§ What the task requires
Repeat the listing below in full, exactly as it stands.

§ Record excerpts
►

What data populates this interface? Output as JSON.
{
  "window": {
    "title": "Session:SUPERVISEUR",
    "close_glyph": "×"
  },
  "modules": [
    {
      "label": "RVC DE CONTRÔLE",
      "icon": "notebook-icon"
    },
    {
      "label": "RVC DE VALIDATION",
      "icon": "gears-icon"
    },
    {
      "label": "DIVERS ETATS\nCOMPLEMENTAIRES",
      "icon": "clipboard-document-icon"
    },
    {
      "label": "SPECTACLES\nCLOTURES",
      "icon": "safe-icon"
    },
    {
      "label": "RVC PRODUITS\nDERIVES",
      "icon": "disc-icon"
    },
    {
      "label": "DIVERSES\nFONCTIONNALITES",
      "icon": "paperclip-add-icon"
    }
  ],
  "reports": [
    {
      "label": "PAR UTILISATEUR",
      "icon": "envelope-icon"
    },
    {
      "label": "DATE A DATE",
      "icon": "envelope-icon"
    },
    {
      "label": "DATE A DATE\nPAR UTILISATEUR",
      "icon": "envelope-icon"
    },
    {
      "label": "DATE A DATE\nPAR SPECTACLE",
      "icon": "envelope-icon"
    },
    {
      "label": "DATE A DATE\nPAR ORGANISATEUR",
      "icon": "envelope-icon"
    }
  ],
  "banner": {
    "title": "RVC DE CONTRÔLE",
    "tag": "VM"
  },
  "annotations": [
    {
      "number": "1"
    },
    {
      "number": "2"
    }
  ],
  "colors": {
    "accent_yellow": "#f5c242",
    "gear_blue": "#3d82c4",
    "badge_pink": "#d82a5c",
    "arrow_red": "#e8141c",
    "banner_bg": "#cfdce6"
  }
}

◄

§ Worked solution
What data populates this interface? Output as JSON.
{
  "window": {
    "title": "Session:SUPERVISEUR",
    "close_glyph": "×"
  },
  "modules": [
    {
      "label": "RVC DE CONTRÔLE",
      "icon": "notebook-icon"
    },
    {
      "label": "RVC DE VALIDATION",
      "icon": "gears-icon"
    },
    {
      "label": "DIVERS ETATS\nCOMPLEMENTAIRES",
      "icon": "clipboard-document-icon"
    },
    {
      "label": "SPECTACLES\nCLOTURES",
      "icon": "safe-icon"
    },
    {
      "label": "RVC PRODUITS\nDERIVES",
      "icon": "disc-icon"
    },
    {
      "label": "DIVERSES\nFONCTIONNALITES",
      "icon": "paperclip-add-icon"
    }
  ],
  "reports": [
    {
      "label": "PAR UTILISATEUR",
      "icon": "envelope-icon"
    },
    {
      "label": "DATE A DATE",
      "icon": "envelope-icon"
    },
    {
      "label": "DATE A DATE\nPAR UTILISATEUR",
      "icon": "envelope-icon"
    },
    {
      "label": "DATE A DATE\nPAR SPECTACLE",
      "icon": "envelope-icon"
    },
    {
      "label": "DATE A DATE\nPAR ORGANISATEUR",
      "icon": "envelope-icon"
    }
  ],
  "banner": {
    "title": "RVC DE CONTRÔLE",
    "tag": "VM"
  },
  "annotations": [
    {
      "number": "1"
    },
    {
      "number": "2"
    }
  ],
  "colors": {
    "accent_yellow": "#f5c242",
    "gear_blue": "#3d82c4",
    "badge_pink": "#d82a5c",
    "arrow_red": "#e8141c",
    "banner_bg": "#cfdce6"
  }
}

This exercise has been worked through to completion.